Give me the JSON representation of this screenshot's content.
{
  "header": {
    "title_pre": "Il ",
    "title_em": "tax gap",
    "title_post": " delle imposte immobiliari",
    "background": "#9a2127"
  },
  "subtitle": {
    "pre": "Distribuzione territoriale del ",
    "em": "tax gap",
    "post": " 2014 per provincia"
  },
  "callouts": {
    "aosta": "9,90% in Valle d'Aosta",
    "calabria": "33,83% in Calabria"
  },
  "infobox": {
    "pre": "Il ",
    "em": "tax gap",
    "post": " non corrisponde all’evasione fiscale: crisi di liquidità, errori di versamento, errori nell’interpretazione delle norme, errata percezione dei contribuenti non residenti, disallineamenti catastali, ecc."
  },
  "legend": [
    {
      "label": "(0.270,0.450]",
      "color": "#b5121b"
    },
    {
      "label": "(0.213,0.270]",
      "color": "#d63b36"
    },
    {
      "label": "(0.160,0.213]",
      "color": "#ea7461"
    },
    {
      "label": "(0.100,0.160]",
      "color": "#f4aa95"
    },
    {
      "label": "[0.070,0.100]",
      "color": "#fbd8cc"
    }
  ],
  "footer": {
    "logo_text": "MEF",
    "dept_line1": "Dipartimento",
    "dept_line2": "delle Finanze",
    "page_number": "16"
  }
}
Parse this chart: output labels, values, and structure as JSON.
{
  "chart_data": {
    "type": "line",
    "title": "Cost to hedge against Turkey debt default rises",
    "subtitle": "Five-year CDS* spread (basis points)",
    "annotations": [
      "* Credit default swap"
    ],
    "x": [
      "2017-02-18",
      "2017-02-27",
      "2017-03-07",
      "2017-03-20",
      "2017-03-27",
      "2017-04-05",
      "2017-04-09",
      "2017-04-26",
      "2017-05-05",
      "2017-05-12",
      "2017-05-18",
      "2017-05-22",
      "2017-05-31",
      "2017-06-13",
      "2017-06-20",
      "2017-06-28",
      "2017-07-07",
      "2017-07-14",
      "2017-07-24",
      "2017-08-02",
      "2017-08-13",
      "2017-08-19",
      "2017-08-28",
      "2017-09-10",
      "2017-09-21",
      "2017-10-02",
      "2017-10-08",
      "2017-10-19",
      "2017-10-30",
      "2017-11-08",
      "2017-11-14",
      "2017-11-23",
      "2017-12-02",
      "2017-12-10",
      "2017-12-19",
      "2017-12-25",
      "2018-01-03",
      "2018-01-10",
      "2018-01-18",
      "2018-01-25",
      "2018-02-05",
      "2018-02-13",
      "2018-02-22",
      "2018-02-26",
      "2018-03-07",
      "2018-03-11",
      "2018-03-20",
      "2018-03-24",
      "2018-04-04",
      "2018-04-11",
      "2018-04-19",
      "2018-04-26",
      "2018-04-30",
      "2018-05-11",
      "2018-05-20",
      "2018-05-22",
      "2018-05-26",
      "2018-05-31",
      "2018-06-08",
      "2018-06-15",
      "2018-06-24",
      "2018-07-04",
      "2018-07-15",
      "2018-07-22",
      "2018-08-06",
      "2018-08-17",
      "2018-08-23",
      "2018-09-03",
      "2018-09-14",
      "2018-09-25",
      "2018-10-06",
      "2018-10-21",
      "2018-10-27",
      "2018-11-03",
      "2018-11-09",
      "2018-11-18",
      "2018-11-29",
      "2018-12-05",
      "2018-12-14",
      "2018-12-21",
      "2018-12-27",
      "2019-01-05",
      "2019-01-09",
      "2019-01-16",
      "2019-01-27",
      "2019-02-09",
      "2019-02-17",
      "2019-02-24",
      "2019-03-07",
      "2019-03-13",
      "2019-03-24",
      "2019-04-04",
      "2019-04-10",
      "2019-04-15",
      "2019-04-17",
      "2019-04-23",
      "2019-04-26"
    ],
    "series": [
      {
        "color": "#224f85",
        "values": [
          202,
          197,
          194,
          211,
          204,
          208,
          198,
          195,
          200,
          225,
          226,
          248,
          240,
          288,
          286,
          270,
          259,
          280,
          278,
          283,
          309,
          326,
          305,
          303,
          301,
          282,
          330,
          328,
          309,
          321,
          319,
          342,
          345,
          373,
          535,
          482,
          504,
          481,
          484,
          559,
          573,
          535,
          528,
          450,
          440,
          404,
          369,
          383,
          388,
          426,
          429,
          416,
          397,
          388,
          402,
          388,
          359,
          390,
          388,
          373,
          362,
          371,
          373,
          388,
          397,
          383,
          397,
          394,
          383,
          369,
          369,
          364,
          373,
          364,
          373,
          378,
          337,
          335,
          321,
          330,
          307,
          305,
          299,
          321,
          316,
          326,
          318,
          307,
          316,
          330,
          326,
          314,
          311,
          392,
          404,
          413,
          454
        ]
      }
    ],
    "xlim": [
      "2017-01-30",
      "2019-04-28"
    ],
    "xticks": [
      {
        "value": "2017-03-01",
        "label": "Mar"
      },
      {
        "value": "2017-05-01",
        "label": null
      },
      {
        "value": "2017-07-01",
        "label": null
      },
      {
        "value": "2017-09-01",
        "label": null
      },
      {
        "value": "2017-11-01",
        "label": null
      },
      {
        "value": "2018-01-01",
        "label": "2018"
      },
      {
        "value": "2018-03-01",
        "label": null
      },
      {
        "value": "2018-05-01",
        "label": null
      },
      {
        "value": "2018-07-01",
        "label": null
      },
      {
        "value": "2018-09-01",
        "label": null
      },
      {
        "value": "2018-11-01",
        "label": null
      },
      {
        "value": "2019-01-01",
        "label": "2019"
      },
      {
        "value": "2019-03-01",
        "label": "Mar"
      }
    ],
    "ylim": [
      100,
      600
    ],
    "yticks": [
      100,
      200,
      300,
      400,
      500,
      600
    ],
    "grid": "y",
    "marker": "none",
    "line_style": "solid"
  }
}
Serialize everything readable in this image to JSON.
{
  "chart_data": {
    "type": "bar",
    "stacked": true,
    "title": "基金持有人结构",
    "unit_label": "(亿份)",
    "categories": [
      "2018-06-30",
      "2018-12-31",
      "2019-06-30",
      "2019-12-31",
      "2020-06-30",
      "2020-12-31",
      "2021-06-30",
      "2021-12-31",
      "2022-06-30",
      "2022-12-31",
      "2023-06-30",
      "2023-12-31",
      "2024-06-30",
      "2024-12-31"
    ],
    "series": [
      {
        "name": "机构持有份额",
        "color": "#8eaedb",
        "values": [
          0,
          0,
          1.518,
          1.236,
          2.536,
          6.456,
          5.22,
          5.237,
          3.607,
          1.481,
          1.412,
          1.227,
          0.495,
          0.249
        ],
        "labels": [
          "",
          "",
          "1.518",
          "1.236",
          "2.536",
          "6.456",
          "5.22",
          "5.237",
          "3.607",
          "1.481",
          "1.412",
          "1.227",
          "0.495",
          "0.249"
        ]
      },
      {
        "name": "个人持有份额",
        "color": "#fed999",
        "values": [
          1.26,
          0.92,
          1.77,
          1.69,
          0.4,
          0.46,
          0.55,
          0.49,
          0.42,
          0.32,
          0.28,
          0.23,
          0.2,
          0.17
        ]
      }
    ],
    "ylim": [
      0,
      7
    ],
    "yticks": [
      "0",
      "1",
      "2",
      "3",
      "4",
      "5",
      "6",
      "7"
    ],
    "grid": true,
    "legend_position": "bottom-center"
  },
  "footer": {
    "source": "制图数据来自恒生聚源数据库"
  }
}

• • • •

PROBLEM:
Reproduce the complete set of lines precisely as supplied.

ANSWER TO THIS TASK:
Give me the JSON representation of this screenshot's content.
{
  "header": {
    "title_pre": "Il ",
    "title_em": "tax gap",
    "title_post": " delle imposte immobiliari",
    "background": "#9a2127"
  },
  "subtitle": {
    "pre": "Distribuzione territoriale del ",
    "em": "tax gap",
    "post": " 2014 per provincia"
  },
  "callouts": {
    "aosta": "9,90% in Valle d'Aosta",
    "calabria": "33,83% in Calabria"
  },
  "infobox": {
    "pre": "Il ",
    "em": "tax gap",
    "post": " non corrisponde all’evasione fiscale: crisi di liquidità, errori di versamento, errori nell’interpretazione delle norme, errata percezione dei contribuenti non residenti, disallineamenti catastali, ecc."
  },
  "legend": [
    {
      "label": "(0.270,0.450]",
      "color": "#b5121b"
    },
    {
      "label": "(0.213,0.270]",
      "color": "#d63b36"
    },
    {
      "label": "(0.160,0.213]",
      "color": "#ea7461"
    },
    {
      "label": "(0.100,0.160]",
      "color": "#f4aa95"
    },
    {
      "label": "[0.070,0.100]",
      "color": "#fbd8cc"
    }
  ],
  "footer": {
    "logo_text": "MEF",
    "dept_line1": "Dipartimento",
    "dept_line2": "delle Finanze",
    "page_number": "16"
  }
}
Parse this chart: output labels, values, and structure as JSON.
{
  "chart_data": {
    "type": "line",
    "title": "Cost to hedge against Turkey debt default rises",
    "subtitle": "Five-year CDS* spread (basis points)",
    "annotations": [
      "* Credit default swap"
    ],
    "x": [
      "2017-02-18",
      "2017-02-27",
      "2017-03-07",
      "2017-03-20",
      "2017-03-27",
      "2017-04-05",
      "2017-04-09",
      "2017-04-26",
      "2017-05-05",
      "2017-05-12",
      "2017-05-18",
      "2017-05-22",
      "2017-05-31",
      "2017-06-13",
      "2017-06-20",
      "2017-06-28",
      "2017-07-07",
      "2017-07-14",
      "2017-07-24",
      "2017-08-02",
      "2017-08-13",
      "2017-08-19",
      "2017-08-28",
      "2017-09-10",
      "2017-09-21",
      "2017-10-02",
      "2017-10-08",
      "2017-10-19",
      "2017-10-30",
      "2017-11-08",
      "2017-11-14",
      "2017-11-23",
      "2017-12-02",
      "2017-12-10",
      "2017-12-19",
      "2017-12-25",
      "2018-01-03",
      "2018-01-10",
      "2018-01-18",
      "2018-01-25",
      "2018-02-05",
      "2018-02-13",
      "2018-02-22",
      "2018-02-26",
      "2018-03-07",
      "2018-03-11",
      "2018-03-20",
      "2018-03-24",
      "2018-04-04",
      "2018-04-11",
      "2018-04-19",
      "2018-04-26",
      "2018-04-30",
      "2018-05-11",
      "2018-05-20",
      "2018-05-22",
      "2018-05-26",
      "2018-05-31",
      "2018-06-08",
      "2018-06-15",
      "2018-06-24",
      "2018-07-04",
      "2018-07-15",
      "2018-07-22",
      "2018-08-06",
      "2018-08-17",
      "2018-08-23",
      "2018-09-03",
      "2018-09-14",
      "2018-09-25",
      "2018-10-06",
      "2018-10-21",
      "2018-10-27",
      "2018-11-03",
      "2018-11-09",
      "2018-11-18",
      "2018-11-29",
      "2018-12-05",
      "2018-12-14",
      "2018-12-21",
      "2018-12-27",
      "2019-01-05",
      "2019-01-09",
      "2019-01-16",
      "2019-01-27",
      "2019-02-09",
      "2019-02-17",
      "2019-02-24",
      "2019-03-07",
      "2019-03-13",
      "2019-03-24",
      "2019-04-04",
      "2019-04-10",
      "2019-04-15",
      "2019-04-17",
      "2019-04-23",
      "2019-04-26"
    ],
    "series": [
      {
        "color": "#224f85",
        "values": [
          202,
          197,
          194,
          211,
          204,
          208,
          198,
          195,
          200,
          225,
          226,
          248,
          240,
          288,
          286,
          270,
          259,
          280,
          278,
          283,
          309,
          326,
          305,
          303,
          301,
          282,
          330,
          328,
          309,
          321,
          319,
          342,
          345,
          373,
          535,
          482,
          504,
          481,
          484,
          559,
          573,
          535,
          528,
          450,
          440,
          404,
          369,
          383,
          388,
          426,
          429,
          416,
          397,
          388,
          402,
          388,
          359,
          390,
          388,
          373,
          362,
          371,
          373,
          388,
          397,
          383,
          397,
          394,
          383,
          369,
          369,
          364,
          373,
          364,
          373,
          378,
          337,
          335,
          321,
          330,
          307,
          305,
          299,
          321,
          316,
          326,
          318,
          307,
          316,
          330,
          326,
          314,
          311,
          392,
          404,
          413,
          454
        ]
      }
    ],
    "xlim": [
      "2017-01-30",
      "2019-04-28"
    ],
    "xticks": [
      {
        "value": "2017-03-01",
        "label": "Mar"
      },
      {
        "value": "2017-05-01",
        "label": null
      },
      {
        "value": "2017-07-01",
        "label": null
      },
      {
        "value": "2017-09-01",
        "label": null
      },
      {
        "value": "2017-11-01",
        "label": null
      },
      {
        "value": "2018-01-01",
        "label": "2018"
      },
      {
        "value": "2018-03-01",
        "label": null
      },
      {
        "value": "2018-05-01",
        "label": null
      },
      {
        "value": "2018-07-01",
        "label": null
      },
      {
        "value": "2018-09-01",
        "label": null
      },
      {
        "value": "2018-11-01",
        "label": null
      },
      {
        "value": "2019-01-01",
        "label": "2019"
      },
      {
        "value": "2019-03-01",
        "label": "Mar"
      }
    ],
    "ylim": [
      100,
      600
    ],
    "yticks": [
      100,
      200,
      300,
      400,
      500,
      600
    ],
    "grid": "y",
    "marker": "none",
    "line_style": "solid"
  }
}
Serialize everything readable in this image to JSON.
{
  "chart_data": {
    "type": "bar",
    "stacked": true,
    "title": "基金持有人结构",
    "unit_label": "(亿份)",
    "categories": [
      "2018-06-30",
      "2018-12-31",
      "2019-06-30",
      "2019-12-31",
      "2020-06-30",
      "2020-12-31",
      "2021-06-30",
      "2021-12-31",
      "2022-06-30",
      "2022-12-31",
      "2023-06-30",
      "2023-12-31",
      "2024-06-30",
      "2024-12-31"
    ],
    "series": [
      {
        "name": "机构持有份额",
        "color": "#8eaedb",
        "values": [
          0,
          0,
          1.518,
          1.236,
          2.536,
          6.456,
          5.22,
          5.237,
          3.607,
          1.481,
          1.412,
          1.227,
          0.495,
          0.249
        ],
        "labels": [
          "",
          "",
          "1.518",
          "1.236",
          "2.536",
          "6.456",
          "5.22",
          "5.237",
          "3.607",
          "1.481",
          "1.412",
          "1.227",
          "0.495",
          "0.249"
        ]
      },
      {
        "name": "个人持有份额",
        "color": "#fed999",
        "values": [
          1.26,
          0.92,
          1.77,
          1.69,
          0.4,
          0.46,
          0.55,
          0.49,
          0.42,
          0.32,
          0.28,
          0.23,
          0.2,
          0.17
        ]
      }
    ],
    "ylim": [
      0,
      7
    ],
    "yticks": [
      "0",
      "1",
      "2",
      "3",
      "4",
      "5",
      "6",
      "7"
    ],
    "grid": true,
    "legend_position": "bottom-center"
  },
  "footer": {
    "source": "制图数据来自恒生聚源数据库"
  }
}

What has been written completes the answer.